**Exercise:**
Look through the material below and count the lines with the string "Хард". Report only the count.

start Data to use

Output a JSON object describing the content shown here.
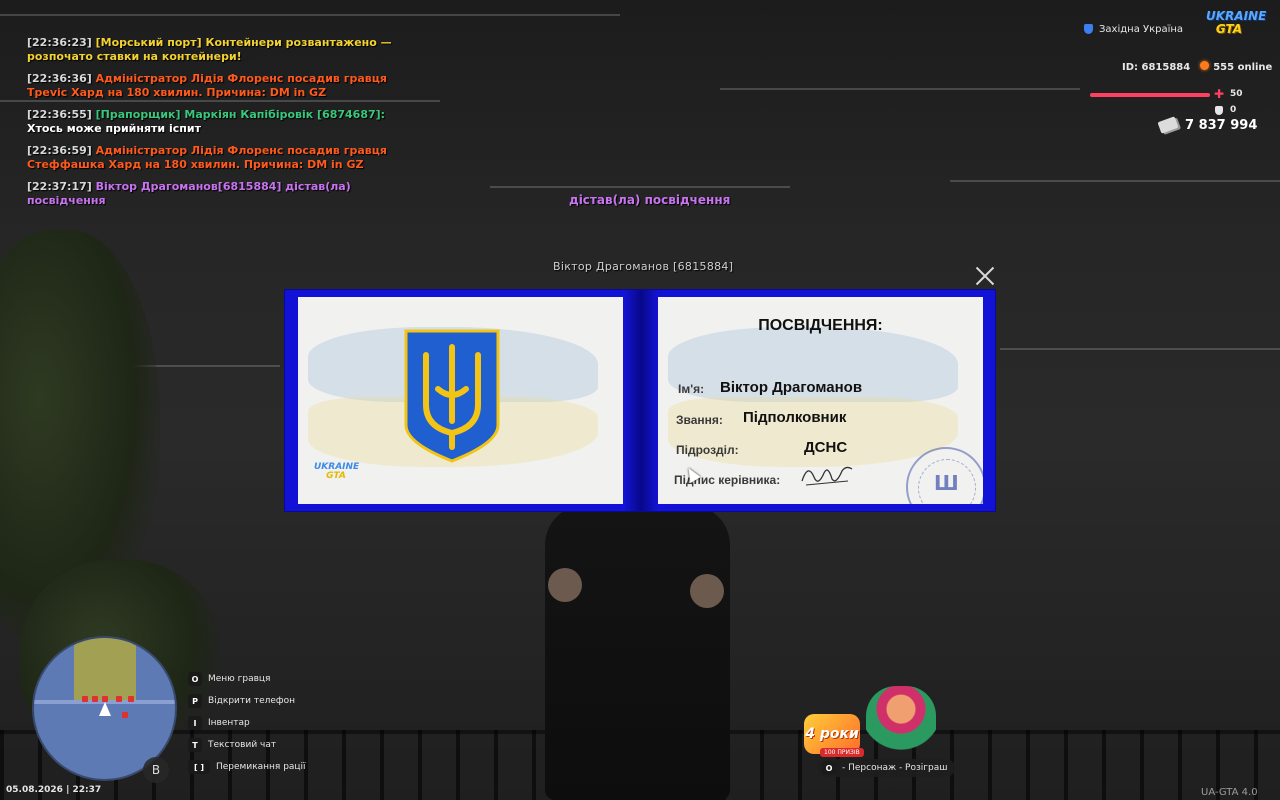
{
  "chat": [
    {
      "time": "[22:36:23]",
      "text": "[Морський порт] Контейнери розвантажено — розпочато ставки на контейнери!",
      "color": "yellow"
    },
    {
      "time": "[22:36:36]",
      "text": "Адміністратор Лідія Флоренс посадив гравця Трevіс Хард на 180 хвилин. Причина: DM in GZ",
      "color": "orange"
    },
    {
      "time": "[22:36:55]",
      "prefix": "[Прапорщик] Маркіян Капібіровік [6874687]:",
      "text": "Хтось може прийняти іспит",
      "color": "green"
    },
    {
      "time": "[22:36:59]",
      "text": "Адміністратор Лідія Флоренс посадив гравця Стеффашка Хард на 180 хвилин. Причина: DM in GZ",
      "color": "orange"
    },
    {
      "time": "[22:37:17]",
      "text": "Віктор Драгоманов[6815884] дістав(ла) посвідчення",
      "color": "purple"
    }
  ],
  "action_text": "дістав(ла) посвідчення",
  "player_nametag": "Віктор Драгоманов [6815884]",
  "hud": {
    "region": "Західна Україна",
    "logo_line1": "UKRAINE",
    "logo_line2": "GTA",
    "id_label": "ID: 6815884",
    "online": "555 online",
    "health": "50",
    "health_fraction": 0.5,
    "armor": "0",
    "money": "7 837 994"
  },
  "id_card": {
    "title": "ПОСВІДЧЕННЯ:",
    "name_label": "Ім'я:",
    "name_value": "Віктор Драгоманов",
    "rank_label": "Звання:",
    "rank_value": "Підполковник",
    "unit_label": "Підрозділ:",
    "unit_value": "ДСНС",
    "signature_label": "Підпис керівника:",
    "mini_logo_line1": "UKRAINE",
    "mini_logo_line2": "GTA"
  },
  "hints": [
    {
      "key": "O",
      "label": "Меню гравця"
    },
    {
      "key": "P",
      "label": "Відкрити телефон"
    },
    {
      "key": "I",
      "label": "Інвентар"
    },
    {
      "key": "T",
      "label": "Текстовий чат"
    },
    {
      "key": "[  ]",
      "label": "Перемикання рації"
    }
  ],
  "datetime": "05.08.2026 | 22:37",
  "mic_key": "B",
  "promo": {
    "badge": "4 роки",
    "sub": "100 ПРИЗІВ",
    "bar_key": "O",
    "bar_text": "- Персонаж - Розіграш"
  },
  "watermark": "UA-GTA 4.0",
  "colors": {
    "card_frame": "#1212d6",
    "chat_yellow": "#f3d232",
    "chat_orange": "#ff5a1e",
    "chat_green": "#39c77b",
    "chat_purple": "#c873f0",
    "health": "#ff4060"
  },
  "icons": [
    "close-icon",
    "shield-icon",
    "heart-icon",
    "armor-icon",
    "money-icon",
    "mic-icon",
    "trident-icon"
  ]
}
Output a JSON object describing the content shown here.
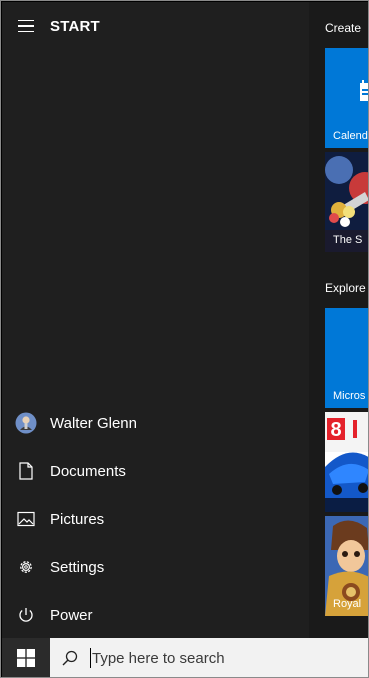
{
  "header": {
    "title": "START",
    "menu_icon": "hamburger-icon"
  },
  "menu": [
    {
      "label": "Walter Glenn",
      "icon": "user-avatar"
    },
    {
      "label": "Documents",
      "icon": "document-icon"
    },
    {
      "label": "Pictures",
      "icon": "pictures-icon"
    },
    {
      "label": "Settings",
      "icon": "gear-icon"
    },
    {
      "label": "Power",
      "icon": "power-icon"
    }
  ],
  "tiles": {
    "create": {
      "label": "Create",
      "items": [
        {
          "label": "Calend",
          "icon": "calendar-icon",
          "color": "#0078d7"
        },
        {
          "label": "The S",
          "icon": "game-art",
          "color": "#1b2a4a"
        }
      ]
    },
    "explore": {
      "label": "Explore",
      "items": [
        {
          "label": "Micros",
          "icon": "store-icon",
          "color": "#0078d7"
        },
        {
          "label": "",
          "icon": "racing-game-art",
          "color": "#0d3a8a"
        },
        {
          "label": "Royal",
          "icon": "game-art",
          "color": "#2a4d86"
        }
      ]
    }
  },
  "taskbar": {
    "start_icon": "windows-logo-icon",
    "search_icon": "search-icon",
    "search_placeholder": "Type here to search"
  },
  "colors": {
    "panel": "#1f1f1f",
    "tile_blue": "#0078d7",
    "taskbar": "#101010",
    "search_bg": "#f2f2f2"
  }
}
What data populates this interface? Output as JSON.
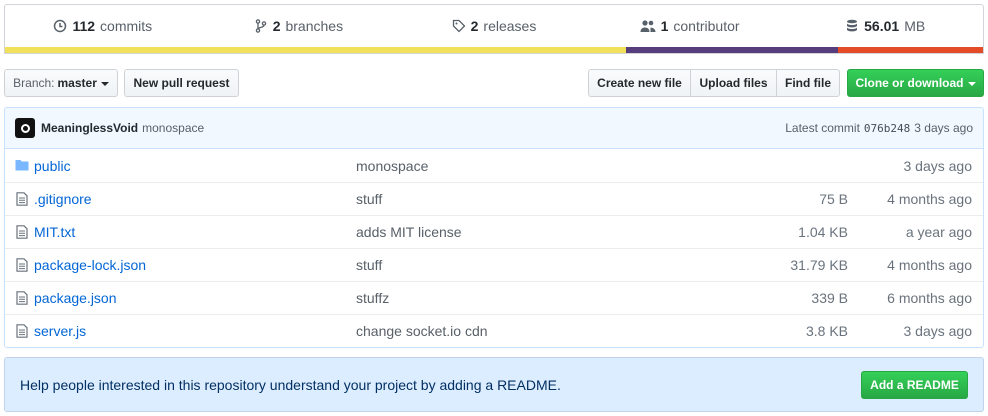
{
  "summary": {
    "commits": {
      "count": "112",
      "label": "commits",
      "icon": "history-icon"
    },
    "branches": {
      "count": "2",
      "label": "branches",
      "icon": "branch-icon"
    },
    "releases": {
      "count": "2",
      "label": "releases",
      "icon": "tag-icon"
    },
    "contributors": {
      "count": "1",
      "label": "contributor",
      "icon": "people-icon"
    },
    "size": {
      "count": "56.01",
      "label": "MB",
      "icon": "database-icon"
    },
    "languages": [
      {
        "color": "#f1e05a",
        "percent": 63.5
      },
      {
        "color": "#563d7c",
        "percent": 21.7
      },
      {
        "color": "#e34c26",
        "percent": 14.8
      }
    ]
  },
  "toolbar": {
    "branch_prefix": "Branch:",
    "branch_name": "master",
    "new_pull_request": "New pull request",
    "create_new_file": "Create new file",
    "upload_files": "Upload files",
    "find_file": "Find file",
    "clone_or_download": "Clone or download"
  },
  "commit": {
    "author": "MeaninglessVoid",
    "message": "monospace",
    "latest_label": "Latest commit",
    "sha": "076b248",
    "age": "3 days ago"
  },
  "files": [
    {
      "type": "folder",
      "name": "public",
      "message": "monospace",
      "size": "",
      "age": "3 days ago"
    },
    {
      "type": "file",
      "name": ".gitignore",
      "message": "stuff",
      "size": "75 B",
      "age": "4 months ago"
    },
    {
      "type": "file",
      "name": "MIT.txt",
      "message": "adds MIT license",
      "size": "1.04 KB",
      "age": "a year ago"
    },
    {
      "type": "file",
      "name": "package-lock.json",
      "message": "stuff",
      "size": "31.79 KB",
      "age": "4 months ago"
    },
    {
      "type": "file",
      "name": "package.json",
      "message": "stuffz",
      "size": "339 B",
      "age": "6 months ago"
    },
    {
      "type": "file",
      "name": "server.js",
      "message": "change socket.io cdn",
      "size": "3.8 KB",
      "age": "3 days ago"
    }
  ],
  "readme": {
    "text": "Help people interested in this repository understand your project by adding a README.",
    "button": "Add a README"
  }
}
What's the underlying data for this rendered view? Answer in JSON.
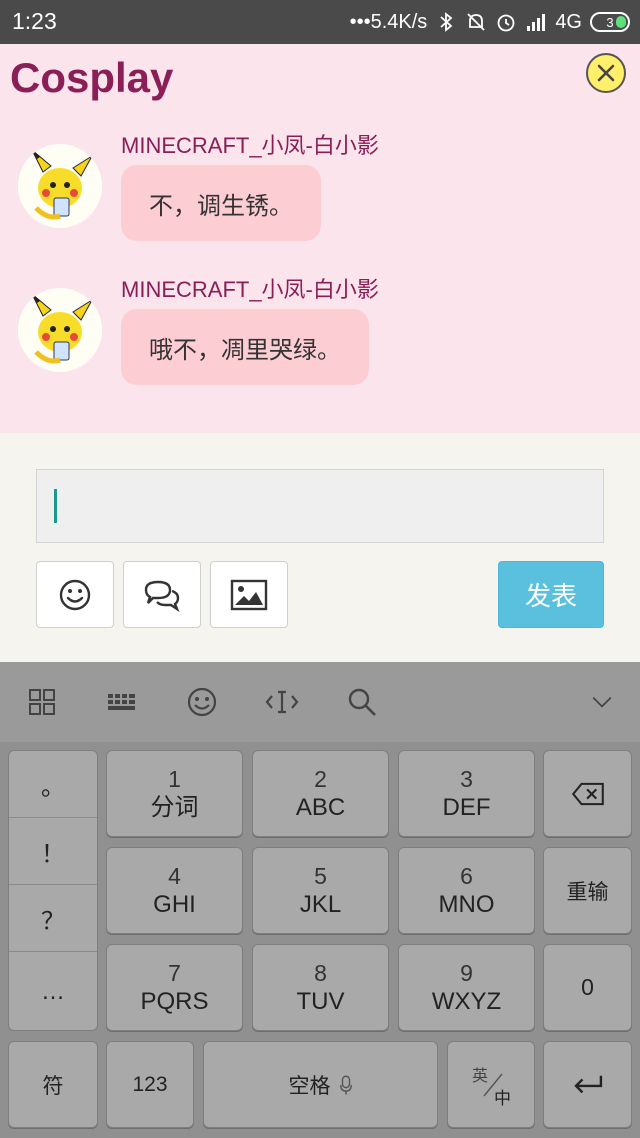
{
  "status_bar": {
    "time": "1:23",
    "network_speed": "•••5.4K/s",
    "signal_label": "4G",
    "battery_level": "3"
  },
  "app": {
    "title": "Cosplay"
  },
  "messages": [
    {
      "sender": "MINECRAFT_小凤-白小影",
      "text": "不，调生锈。"
    },
    {
      "sender": "MINECRAFT_小凤-白小影",
      "text": "哦不，凋里哭绿。"
    }
  ],
  "composer": {
    "input_value": "",
    "send_label": "发表"
  },
  "keyboard": {
    "punctuation": [
      "。",
      "！",
      "？",
      "…"
    ],
    "keys": [
      {
        "num": "1",
        "label": "分词"
      },
      {
        "num": "2",
        "label": "ABC"
      },
      {
        "num": "3",
        "label": "DEF"
      },
      {
        "num": "4",
        "label": "GHI"
      },
      {
        "num": "5",
        "label": "JKL"
      },
      {
        "num": "6",
        "label": "MNO"
      },
      {
        "num": "7",
        "label": "PQRS"
      },
      {
        "num": "8",
        "label": "TUV"
      },
      {
        "num": "9",
        "label": "WXYZ"
      }
    ],
    "reenter": "重输",
    "zero": "0",
    "symbols": "符",
    "numbers": "123",
    "space": "空格",
    "lang_top": "英",
    "lang_bottom": "中"
  }
}
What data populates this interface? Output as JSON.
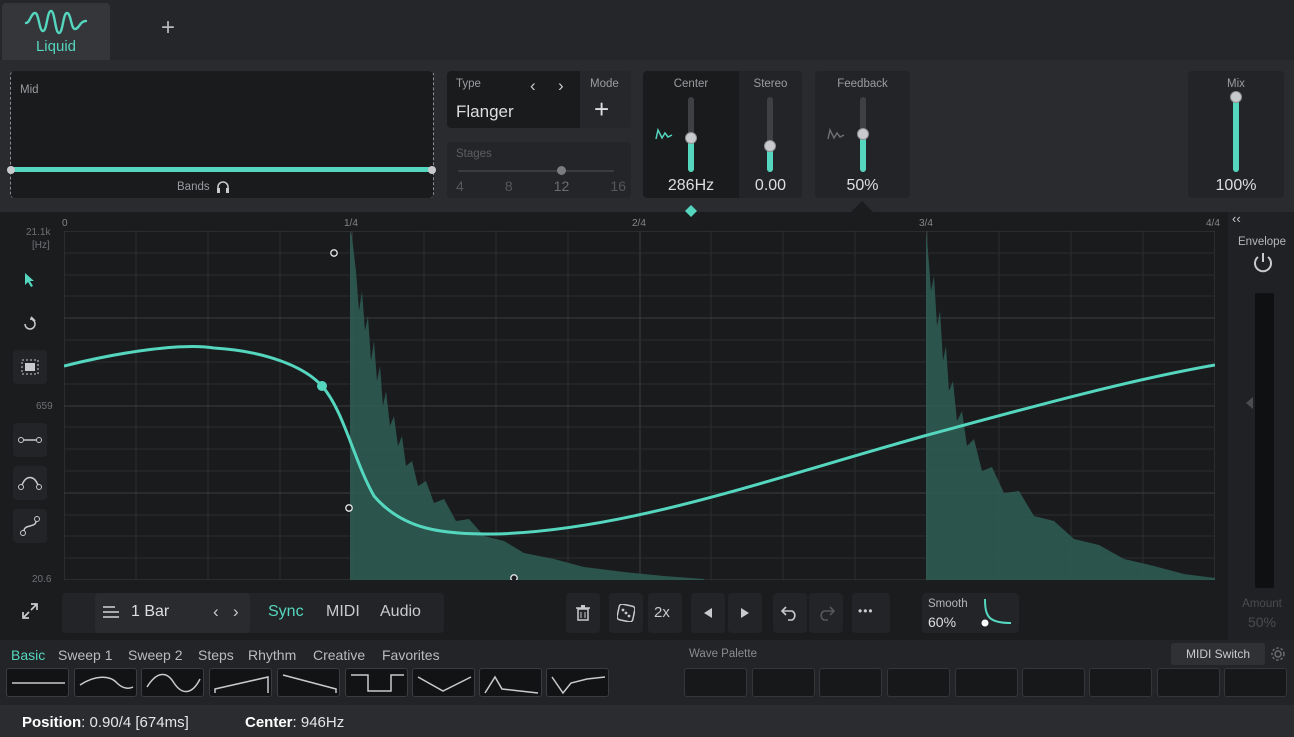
{
  "tabs": {
    "active_label": "Liquid",
    "add_label": "+"
  },
  "band": {
    "title": "Mid",
    "bands_label": "Bands"
  },
  "type": {
    "label": "Type",
    "value": "Flanger",
    "prev": "‹",
    "next": "›",
    "mode_label": "Mode",
    "mode_add": "+"
  },
  "stages": {
    "label": "Stages",
    "options": [
      "4",
      "8",
      "12",
      "16"
    ],
    "selected": "12"
  },
  "center": {
    "label": "Center",
    "value": "286Hz",
    "level": 0.45
  },
  "stereo": {
    "label": "Stereo",
    "value": "0.00",
    "level": 0.35
  },
  "feedback": {
    "label": "Feedback",
    "value": "50%",
    "level": 0.5
  },
  "mix": {
    "label": "Mix",
    "value": "100%",
    "level": 1.0
  },
  "graph": {
    "x_ticks": [
      "0",
      "1/4",
      "2/4",
      "3/4",
      "4/4"
    ],
    "y_top": "21.1k",
    "y_unit": "[Hz]",
    "y_mid": "659",
    "y_bottom": "20.6"
  },
  "envelope": {
    "label": "Envelope",
    "collapse": "‹‹",
    "amount_label": "Amount",
    "amount_value": "50%"
  },
  "transport": {
    "length": "1 Bar",
    "prev": "‹",
    "next": "›",
    "sync": "Sync",
    "midi": "MIDI",
    "audio": "Audio",
    "multiplier": "2x",
    "more": "•••",
    "smooth_label": "Smooth",
    "smooth_value": "60%"
  },
  "preset_tabs": [
    "Basic",
    "Sweep 1",
    "Sweep 2",
    "Steps",
    "Rhythm",
    "Creative",
    "Favorites"
  ],
  "wave_palette_label": "Wave Palette",
  "midi_switch_label": "MIDI Switch",
  "status": {
    "position_label": "Position",
    "position_value": ": 0.90/4 [674ms]",
    "center_label": "Center",
    "center_value": ": 946Hz"
  },
  "colors": {
    "accent": "#55d6be",
    "background": "#1b1c1e",
    "panel": "#2a2b2e"
  }
}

end Data to use

**Complete output:**
2